Data records

⟨

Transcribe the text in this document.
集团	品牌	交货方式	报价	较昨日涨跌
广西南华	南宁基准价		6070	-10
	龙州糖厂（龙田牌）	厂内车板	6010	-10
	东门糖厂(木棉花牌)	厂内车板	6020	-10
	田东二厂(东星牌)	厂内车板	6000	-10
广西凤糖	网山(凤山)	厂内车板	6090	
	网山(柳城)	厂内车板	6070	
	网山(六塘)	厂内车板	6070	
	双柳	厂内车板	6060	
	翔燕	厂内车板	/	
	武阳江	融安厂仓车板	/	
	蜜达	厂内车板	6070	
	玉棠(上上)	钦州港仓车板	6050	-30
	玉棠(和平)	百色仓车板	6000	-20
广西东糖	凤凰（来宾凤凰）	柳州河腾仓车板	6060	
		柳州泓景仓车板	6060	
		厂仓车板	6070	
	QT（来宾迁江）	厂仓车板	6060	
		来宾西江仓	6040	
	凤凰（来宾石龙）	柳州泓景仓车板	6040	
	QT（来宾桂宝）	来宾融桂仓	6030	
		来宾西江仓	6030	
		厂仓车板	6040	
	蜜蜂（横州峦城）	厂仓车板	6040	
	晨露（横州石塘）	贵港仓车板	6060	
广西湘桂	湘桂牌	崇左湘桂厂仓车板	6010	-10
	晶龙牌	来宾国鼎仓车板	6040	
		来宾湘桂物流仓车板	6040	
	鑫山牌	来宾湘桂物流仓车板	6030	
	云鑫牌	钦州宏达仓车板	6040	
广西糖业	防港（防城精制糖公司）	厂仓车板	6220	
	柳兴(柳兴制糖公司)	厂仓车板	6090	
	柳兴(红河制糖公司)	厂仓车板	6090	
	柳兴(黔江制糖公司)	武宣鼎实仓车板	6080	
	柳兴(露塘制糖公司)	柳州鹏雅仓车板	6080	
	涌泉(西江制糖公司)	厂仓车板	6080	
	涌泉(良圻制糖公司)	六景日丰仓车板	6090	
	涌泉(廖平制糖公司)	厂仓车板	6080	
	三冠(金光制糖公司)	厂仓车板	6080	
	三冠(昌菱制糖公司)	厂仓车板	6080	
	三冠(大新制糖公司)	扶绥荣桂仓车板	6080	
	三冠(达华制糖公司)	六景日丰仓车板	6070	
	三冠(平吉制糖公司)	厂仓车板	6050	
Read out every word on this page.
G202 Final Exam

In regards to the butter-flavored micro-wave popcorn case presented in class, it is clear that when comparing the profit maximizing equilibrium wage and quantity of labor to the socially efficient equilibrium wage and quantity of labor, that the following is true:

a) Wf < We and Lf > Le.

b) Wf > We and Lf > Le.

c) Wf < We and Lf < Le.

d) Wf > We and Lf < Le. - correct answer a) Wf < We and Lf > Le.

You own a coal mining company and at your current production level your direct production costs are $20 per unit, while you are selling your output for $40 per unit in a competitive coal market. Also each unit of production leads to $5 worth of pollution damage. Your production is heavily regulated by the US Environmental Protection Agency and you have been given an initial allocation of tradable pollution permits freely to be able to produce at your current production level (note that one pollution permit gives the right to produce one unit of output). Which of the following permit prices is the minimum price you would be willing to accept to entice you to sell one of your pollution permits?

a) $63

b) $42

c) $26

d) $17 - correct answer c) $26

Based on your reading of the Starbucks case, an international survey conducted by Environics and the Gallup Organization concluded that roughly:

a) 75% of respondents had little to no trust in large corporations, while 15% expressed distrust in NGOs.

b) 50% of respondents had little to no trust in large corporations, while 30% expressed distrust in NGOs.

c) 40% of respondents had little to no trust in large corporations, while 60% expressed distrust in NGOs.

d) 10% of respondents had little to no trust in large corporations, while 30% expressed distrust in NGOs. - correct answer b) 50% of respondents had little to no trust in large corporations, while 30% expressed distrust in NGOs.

⟩

## Objective
Every line of the listing that holds "this" should be found and copied.

## Expected answer
Transcribe the text in this document.
Read out every word on this page.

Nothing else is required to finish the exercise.